* Provided records:
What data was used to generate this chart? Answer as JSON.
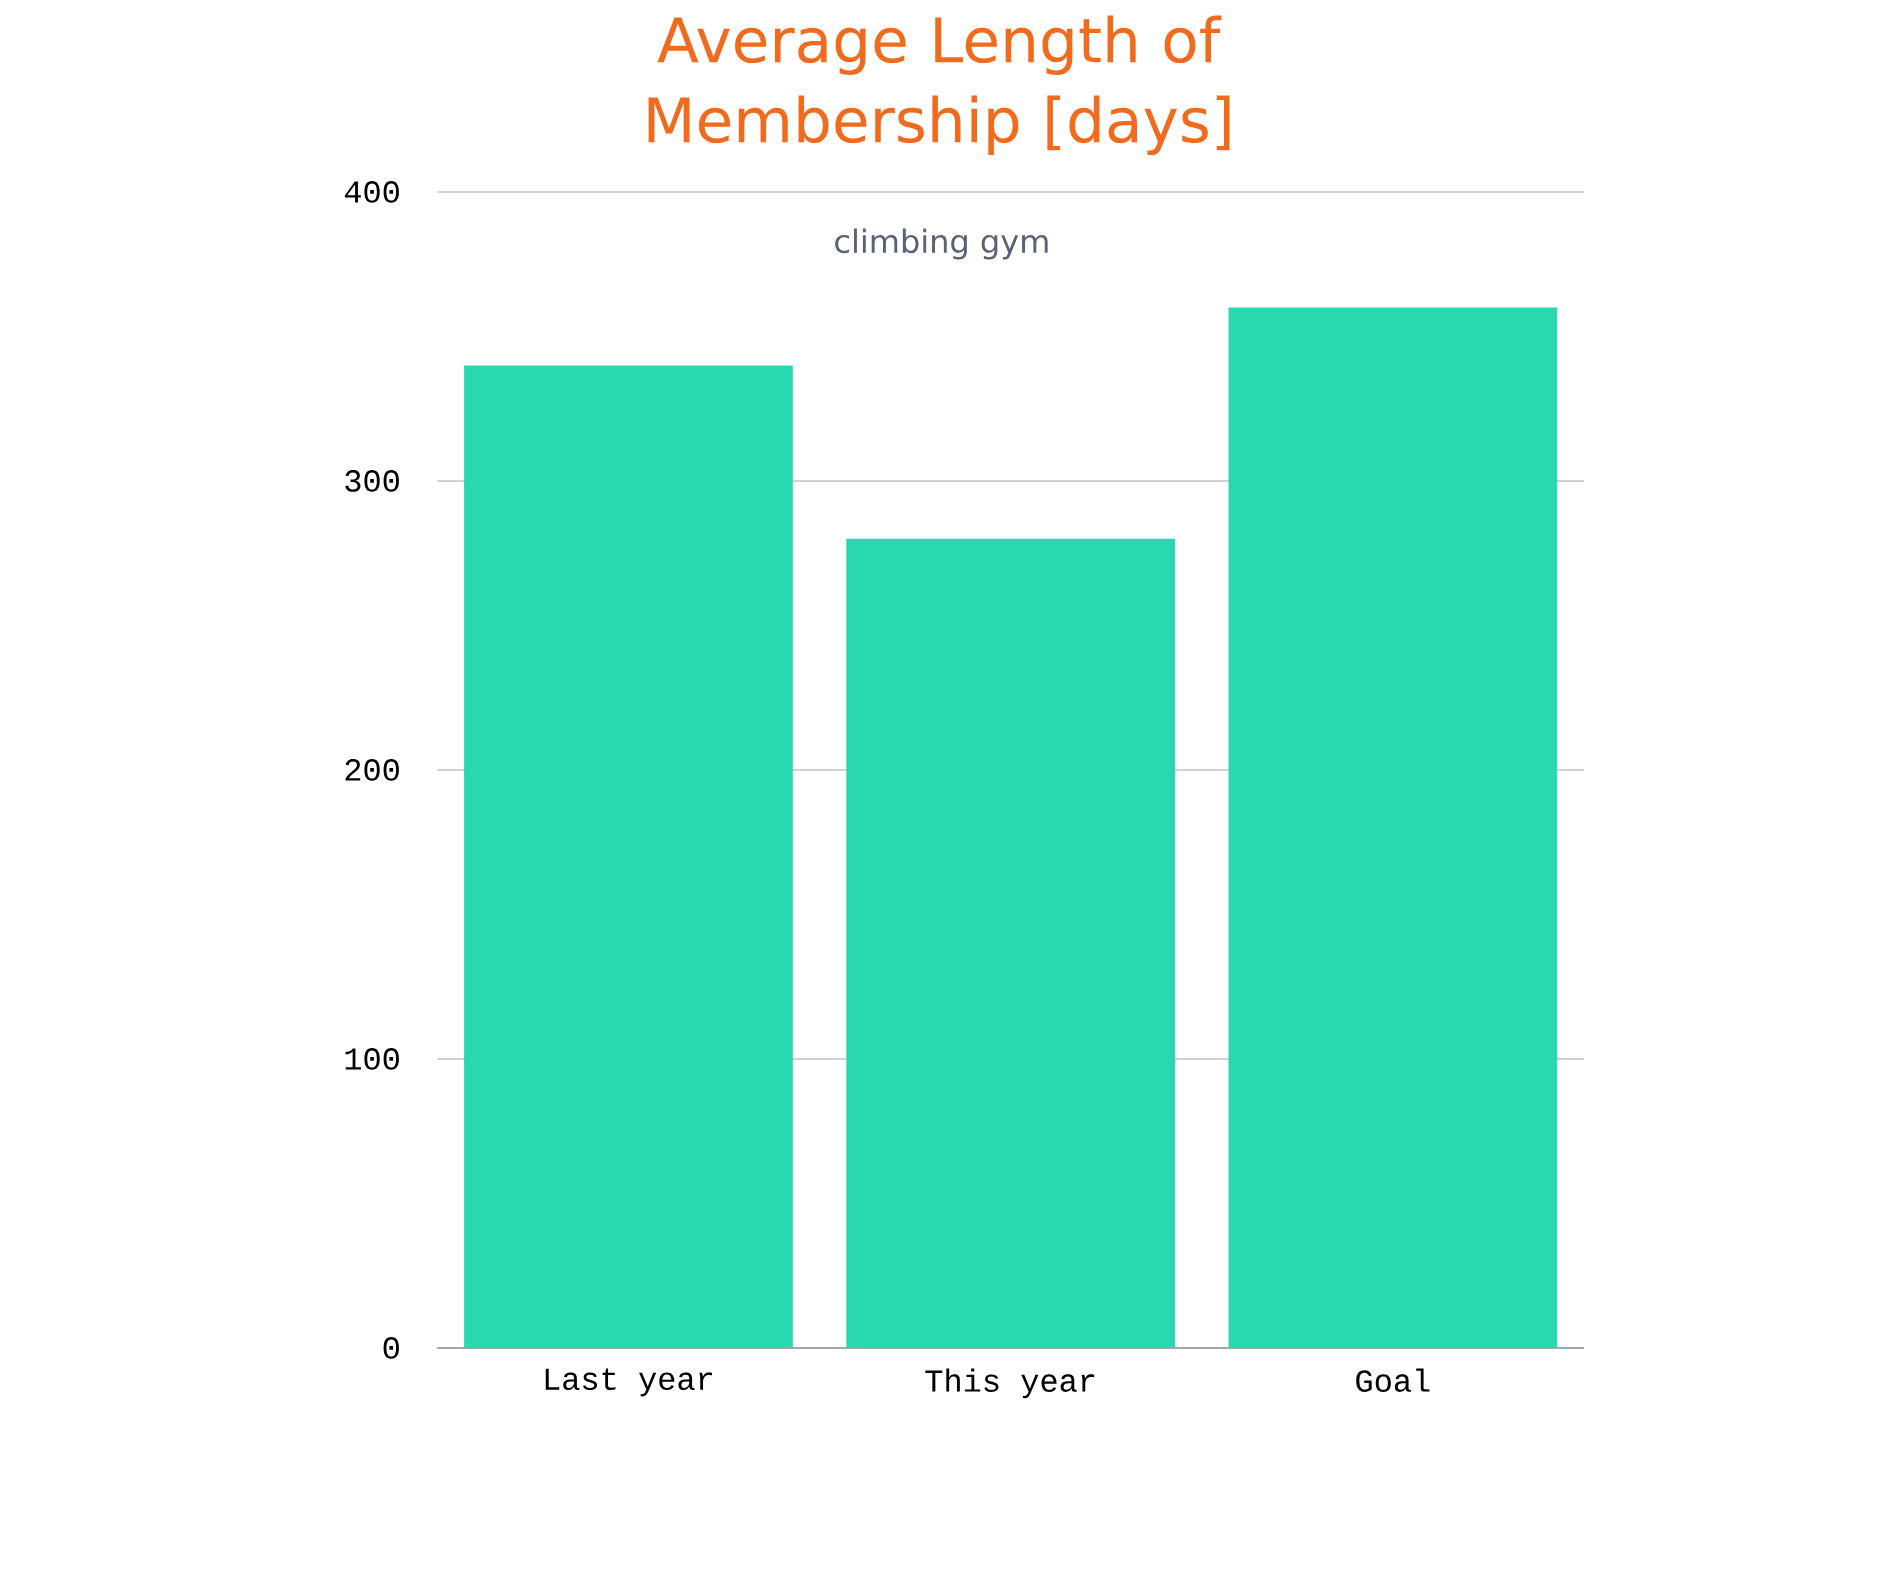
{
  "chart_data": {
    "type": "bar",
    "title": "Average Length of Membership [days]",
    "subtitle": "climbing gym",
    "categories": [
      "Last year",
      "This year",
      "Goal"
    ],
    "values": [
      340,
      280,
      360
    ],
    "color": "#2ad8b0",
    "ylim": [
      0,
      400
    ],
    "yticks": [
      0,
      100,
      200,
      300,
      400
    ],
    "grid": "y"
  }
}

* Problem requirements:
Except for the pictures, give all the material above again verbatim.

* The answer:
What data was used to generate this chart? Answer as JSON.
{
  "chart_data": {
    "type": "bar",
    "title": "Average Length of Membership [days]",
    "subtitle": "climbing gym",
    "categories": [
      "Last year",
      "This year",
      "Goal"
    ],
    "values": [
      340,
      280,
      360
    ],
    "color": "#2ad8b0",
    "ylim": [
      0,
      400
    ],
    "yticks": [
      0,
      100,
      200,
      300,
      400
    ],
    "grid": "y"
  }
}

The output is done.